- [Prompt] Filter for the word "南一环路" and keep each matching line.

[Start Source records]

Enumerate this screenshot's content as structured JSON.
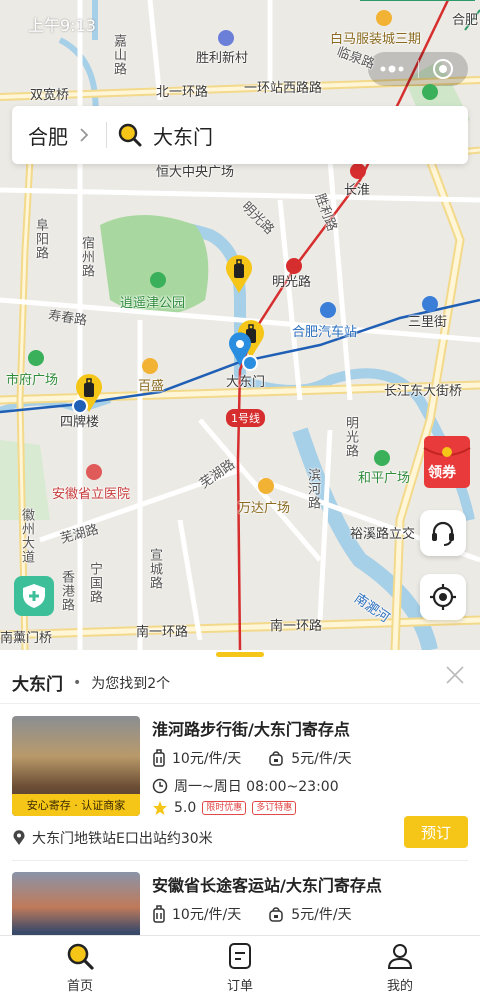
{
  "status_time": "上午9:13",
  "map": {
    "labels": {
      "jiashan_road": "嘉山路",
      "shengli_xincun": "胜利新村",
      "baima_fuzhuang": "白马服装城三期",
      "hefei_corner": "合肥",
      "linquan_road": "临泉路",
      "shuangkuan_bridge": "双宽桥",
      "beiyihuan_road": "北一环路",
      "yihuan_road": "一环路",
      "yihuanzhan_road": "一环站西路路",
      "hengda_plaza": "恒大中央广场",
      "changhuai": "长淮",
      "fuyang_road": "阜阳路",
      "suzhou_road": "宿州路",
      "mingguang_road_a": "明光路",
      "mingguang_road_b": "明光路",
      "shengli_road": "胜利路",
      "xiaoyaojin_park": "逍遥津公园",
      "shouchun_road": "寿春路",
      "hefei_bus_station": "合肥汽车站",
      "sanli_street": "三里街",
      "shifu_plaza": "市府广场",
      "baisheng": "百盛",
      "dadongmen": "大东门",
      "changjiang_bridge": "长江东大街桥",
      "sipailou": "四牌楼",
      "line1": "1号线",
      "mingguang_road_c": "明光路",
      "wuhu_road_a": "芜湖路",
      "binhe_road": "滨河路",
      "heping_plaza": "和平广场",
      "anhui_hospital": "安徽省立医院",
      "wanda_plaza": "万达广场",
      "huizhou_avenue": "徽州大道",
      "wuhu_road_b": "芜湖路",
      "ningguo_road": "宁国路",
      "xuancheng_road": "宣城路",
      "xiangfu_road": "香港路",
      "yuxi_road": "裕溪路立交",
      "nanyihuan_road_a": "南一环路",
      "nanyihuan_road_b": "南一环路",
      "nanfeihe": "南淝河",
      "nanmen": "南薰门桥"
    }
  },
  "search": {
    "city": "合肥",
    "query": "大东门"
  },
  "coupon_label": "领券",
  "panel": {
    "title": "大东门",
    "subtitle": "为您找到2个",
    "cards": [
      {
        "title": "淮河路步行街/大东门寄存点",
        "price_large": "10元/件/天",
        "price_small": "5元/件/天",
        "hours": "周一~周日 08:00~23:00",
        "rating": "5.0",
        "tag1": "限时优惠",
        "tag2": "多订特惠",
        "badge": "安心寄存 · 认证商家",
        "location": "大东门地铁站E口出站约30米",
        "book_label": "预订"
      },
      {
        "title": "安徽省长途客运站/大东门寄存点",
        "price_large": "10元/件/天",
        "price_small": "5元/件/天"
      }
    ]
  },
  "tabs": [
    {
      "label": "首页",
      "icon": "search-icon",
      "active": true
    },
    {
      "label": "订单",
      "icon": "order-icon",
      "active": false
    },
    {
      "label": "我的",
      "icon": "profile-icon",
      "active": false
    }
  ],
  "colors": {
    "accent": "#f5c518",
    "metro_red": "#d62e2e",
    "metro_blue": "#1f5fb5",
    "park_green": "#a8d8a0",
    "water": "#a6cfe8"
  }
}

[End Source records]

- [Answer to this problem]
      "nanyihuan_road_a": "南一环路",
      "nanyihuan_road_b": "南一环路",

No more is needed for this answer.